— begin Exercise data —

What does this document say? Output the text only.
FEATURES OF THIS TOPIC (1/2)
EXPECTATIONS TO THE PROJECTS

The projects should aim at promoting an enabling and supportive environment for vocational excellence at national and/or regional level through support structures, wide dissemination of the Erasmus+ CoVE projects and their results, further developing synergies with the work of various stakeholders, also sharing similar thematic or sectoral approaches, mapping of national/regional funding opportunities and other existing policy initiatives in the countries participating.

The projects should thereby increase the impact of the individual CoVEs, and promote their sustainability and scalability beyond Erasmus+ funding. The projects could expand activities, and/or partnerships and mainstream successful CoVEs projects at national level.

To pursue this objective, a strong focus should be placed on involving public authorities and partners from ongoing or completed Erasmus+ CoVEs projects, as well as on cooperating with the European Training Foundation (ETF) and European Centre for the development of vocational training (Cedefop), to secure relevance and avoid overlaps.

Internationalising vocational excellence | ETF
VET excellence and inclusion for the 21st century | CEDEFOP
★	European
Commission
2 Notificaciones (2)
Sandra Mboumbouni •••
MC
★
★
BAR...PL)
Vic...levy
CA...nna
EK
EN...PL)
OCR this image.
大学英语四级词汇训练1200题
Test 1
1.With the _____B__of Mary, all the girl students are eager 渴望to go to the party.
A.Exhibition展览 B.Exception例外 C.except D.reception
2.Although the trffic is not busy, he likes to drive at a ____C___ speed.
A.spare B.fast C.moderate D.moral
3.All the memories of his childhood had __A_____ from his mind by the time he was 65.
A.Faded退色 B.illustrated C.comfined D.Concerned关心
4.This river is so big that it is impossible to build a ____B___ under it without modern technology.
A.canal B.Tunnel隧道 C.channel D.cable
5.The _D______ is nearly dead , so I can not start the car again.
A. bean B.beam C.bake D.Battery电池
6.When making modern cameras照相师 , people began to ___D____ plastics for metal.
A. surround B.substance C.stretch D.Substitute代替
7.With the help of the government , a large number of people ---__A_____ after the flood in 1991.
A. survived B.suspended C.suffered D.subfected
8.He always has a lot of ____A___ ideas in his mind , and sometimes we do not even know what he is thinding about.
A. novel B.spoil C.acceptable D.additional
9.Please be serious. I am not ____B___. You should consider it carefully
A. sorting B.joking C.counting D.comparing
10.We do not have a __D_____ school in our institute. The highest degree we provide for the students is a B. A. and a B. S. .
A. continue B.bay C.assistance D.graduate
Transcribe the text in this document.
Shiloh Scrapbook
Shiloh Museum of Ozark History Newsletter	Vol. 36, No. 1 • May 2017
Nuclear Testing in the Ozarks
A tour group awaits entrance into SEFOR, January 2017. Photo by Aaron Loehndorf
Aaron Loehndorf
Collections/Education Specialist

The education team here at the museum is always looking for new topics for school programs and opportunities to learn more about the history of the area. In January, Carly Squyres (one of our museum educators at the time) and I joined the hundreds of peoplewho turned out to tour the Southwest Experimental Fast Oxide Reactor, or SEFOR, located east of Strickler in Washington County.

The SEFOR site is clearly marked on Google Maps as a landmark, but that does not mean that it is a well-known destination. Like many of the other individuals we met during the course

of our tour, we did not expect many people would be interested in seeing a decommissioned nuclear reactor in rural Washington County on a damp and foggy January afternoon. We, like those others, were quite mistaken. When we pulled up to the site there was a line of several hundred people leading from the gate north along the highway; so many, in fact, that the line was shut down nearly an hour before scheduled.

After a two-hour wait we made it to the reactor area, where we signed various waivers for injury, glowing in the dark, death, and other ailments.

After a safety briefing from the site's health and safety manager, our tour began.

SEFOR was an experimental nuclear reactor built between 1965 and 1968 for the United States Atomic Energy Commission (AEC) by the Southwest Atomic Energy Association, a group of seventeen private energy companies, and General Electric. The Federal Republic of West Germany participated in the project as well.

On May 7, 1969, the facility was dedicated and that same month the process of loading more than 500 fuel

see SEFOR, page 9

— end Exercise data —

### [Problem to solve]
Using the material above, report each line where "Aaron" occurs.

### [Correct result]
A tour group awaits entrance into SEFOR, January 2017. Photo by Aaron Loehndorf
Aaron Loehndorf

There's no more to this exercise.